- Exercise brief -
Start at the line that contains "Read this page and output its text content." in the listing below and extract every line through the last, exactly; leave pictures out.

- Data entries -
════════════════
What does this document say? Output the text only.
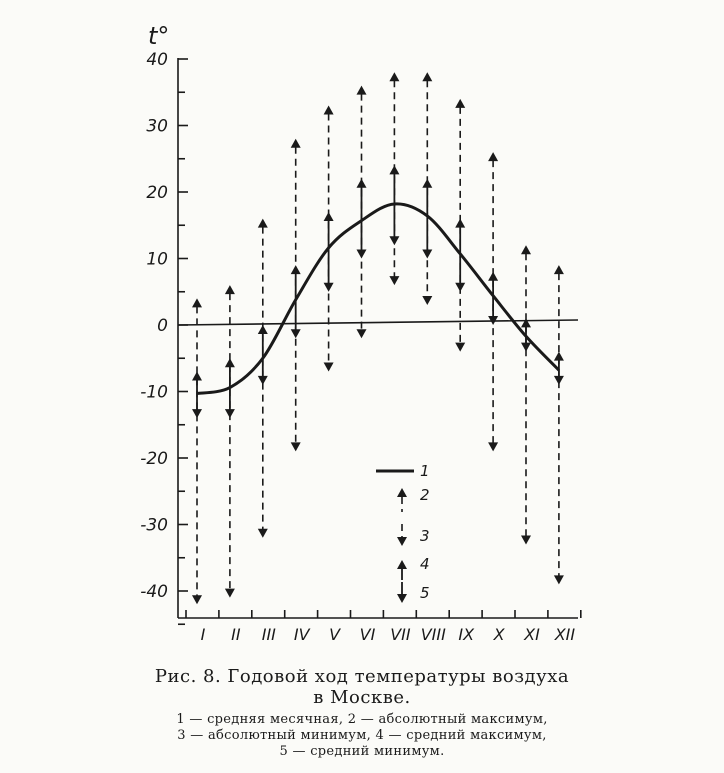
t°
40
30
20
10
0
-10
-20
-30
-40
I II III IV V VI VII VIII IX X XI XII
1
2
3
4
5
Рис. 8. Годовой ход температуры воздуха
в Москве.
1 — средняя месячная, 2 — абсолютный максимум,
3 — абсолютный минимум, 4 — средний максимум,
5 — средний минимум.
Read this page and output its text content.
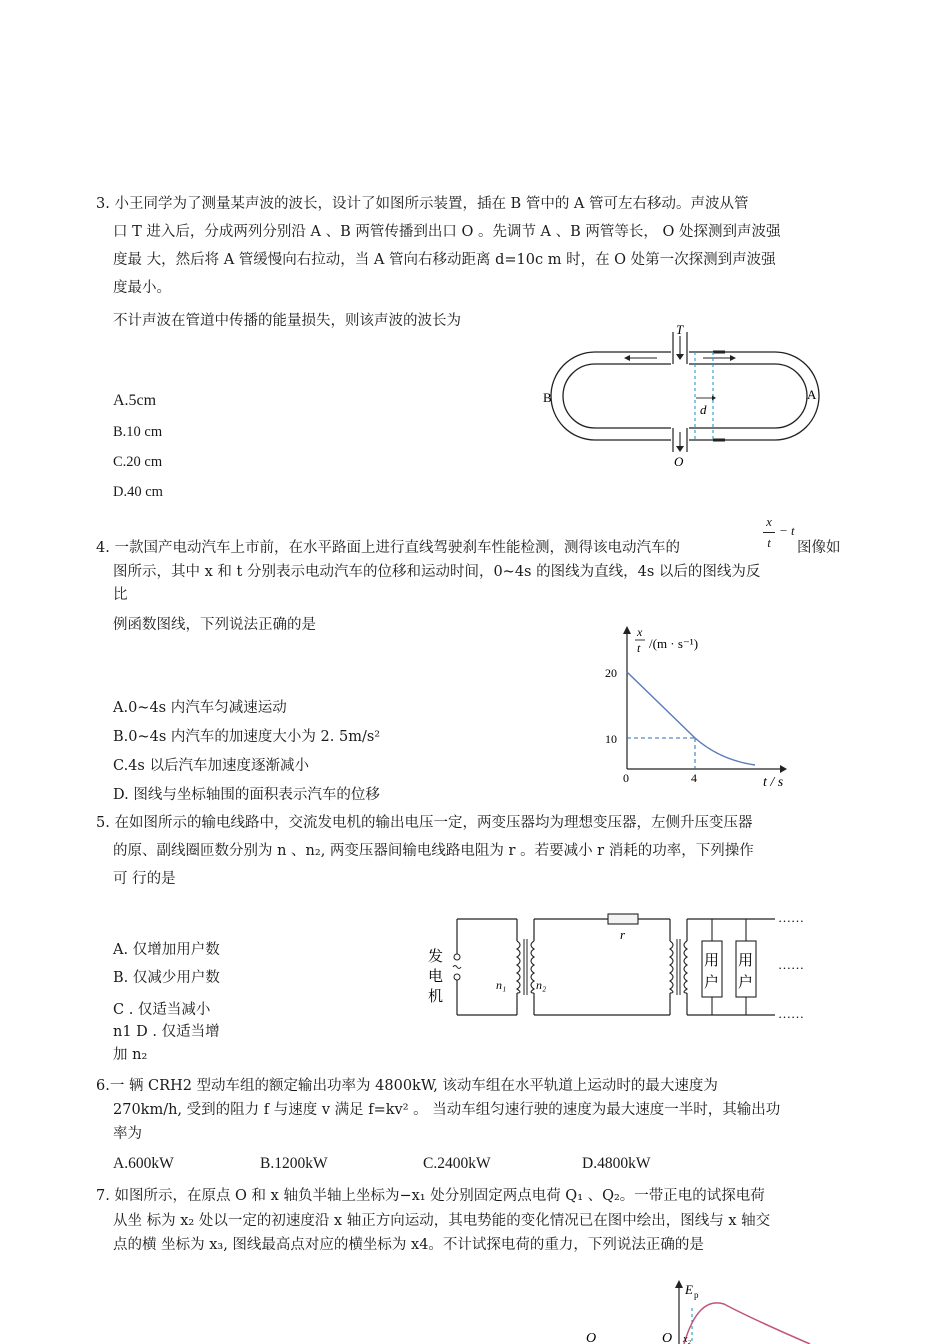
3. 小王同学为了测量某声波的波长，设计了如图所示装置，插在 B 管中的 A 管可左右移动。声波从管
口 T 进入后，分成两列分别沿 A 、B 两管传播到出口 O 。先调节 A 、B 两管等长， O 处探测到声波强
度最 大，然后将 A 管缓慢向右拉动，当 A 管向右移动距离 d=10c m 时，在 O 处第一次探测到声波强
度最小。
不计声波在管道中传播的能量损失，则该声波的波长为
A.5cm
B.10 cm
C.20 cm
D.40 cm
d
T
O
B	A
4. 一款国产电动汽车上市前，在水平路面上进行直线驾驶刹车性能检测，测得该电动汽车的
x
t
− t
图像如
图所示，其中 x 和 t 分别表示电动汽车的位移和运动时间，0~4s 的图线为直线，4s 以后的图线为反
比
例函数图线，下列说法正确的是
A.0~4s 内汽车匀减速运动
B.0~4s 内汽车的加速度大小为 2. 5m/s²
C.4s 以后汽车加速度逐渐减小
D. 图线与坐标轴围的面积表示汽车的位移
x
t /(m · s⁻¹)
t / s
20
10
0	4
5. 在如图所示的输电线路中，交流发电机的输出电压一定，两变压器均为理想变压器，左侧升压变压器
的原、副线圈匝数分别为 n 、n₂, 两变压器间输电线路电阻为 r 。若要减小 r 消耗的功率，下列操作
可 行的是
A. 仅增加用户数
B. 仅减少用户数
C . 仅适当减小
n1 D . 仅适当增
加 n₂
发
电
机
n₁ n₂
r
用
户
用
户
……
……
……
6.一 辆 CRH2 型动车组的额定输出功率为 4800kW, 该动车组在水平轨道上运动时的最大速度为
270km/h, 受到的阻力 f 与速度 v 满足 f=kv² 。 当动车组匀速行驶的速度为最大速度一半时，其输出功
率为
A.600kW	B.1200kW	C.2400kW	D.4800kW
7. 如图所示，在原点 O 和 x 轴负半轴上坐标为−x₁ 处分别固定两点电荷 Q₁ 、Q₂。一带正电的试探电荷
从坐 标为 x₂ 处以一定的初速度沿 x 轴正方向运动，其电势能的变化情况已在图中绘出，图线与 x 轴交
点的横 坐标为 x₃, 图线最高点对应的横坐标为 x4。不计试探电荷的重力，下列说法正确的是
E p
O	O x₂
════════════════
- Correct response -
Read this page and output its text content.
3. 小王同学为了测量某声波的波长，设计了如图所示装置，插在 B 管中的 A 管可左右移动。声波从管
口 T 进入后，分成两列分别沿 A 、B 两管传播到出口 O 。先调节 A 、B 两管等长， O 处探测到声波强
度最 大，然后将 A 管缓慢向右拉动，当 A 管向右移动距离 d=10c m 时，在 O 处第一次探测到声波强
度最小。
不计声波在管道中传播的能量损失，则该声波的波长为
A.5cm
B.10 cm
C.20 cm
D.40 cm
d
T
O
B	A
4. 一款国产电动汽车上市前，在水平路面上进行直线驾驶刹车性能检测，测得该电动汽车的
x
t
− t
图像如
图所示，其中 x 和 t 分别表示电动汽车的位移和运动时间，0~4s 的图线为直线，4s 以后的图线为反
比
例函数图线，下列说法正确的是
A.0~4s 内汽车匀减速运动
B.0~4s 内汽车的加速度大小为 2. 5m/s²
C.4s 以后汽车加速度逐渐减小
D. 图线与坐标轴围的面积表示汽车的位移
x
t /(m · s⁻¹)
t / s
20
10
0	4
5. 在如图所示的输电线路中，交流发电机的输出电压一定，两变压器均为理想变压器，左侧升压变压器
的原、副线圈匝数分别为 n 、n₂, 两变压器间输电线路电阻为 r 。若要减小 r 消耗的功率，下列操作
可 行的是
A. 仅增加用户数
B. 仅减少用户数
C . 仅适当减小
n1 D . 仅适当增
加 n₂
发
电
机
n₁ n₂
r
用
户
用
户
……
……
……
6.一 辆 CRH2 型动车组的额定输出功率为 4800kW, 该动车组在水平轨道上运动时的最大速度为
270km/h, 受到的阻力 f 与速度 v 满足 f=kv² 。 当动车组匀速行驶的速度为最大速度一半时，其输出功
率为
A.600kW	B.1200kW	C.2400kW	D.4800kW
7. 如图所示，在原点 O 和 x 轴负半轴上坐标为−x₁ 处分别固定两点电荷 Q₁ 、Q₂。一带正电的试探电荷
从坐 标为 x₂ 处以一定的初速度沿 x 轴正方向运动，其电势能的变化情况已在图中绘出，图线与 x 轴交
点的横 坐标为 x₃, 图线最高点对应的横坐标为 x4。不计试探电荷的重力，下列说法正确的是
E p
O	O x₂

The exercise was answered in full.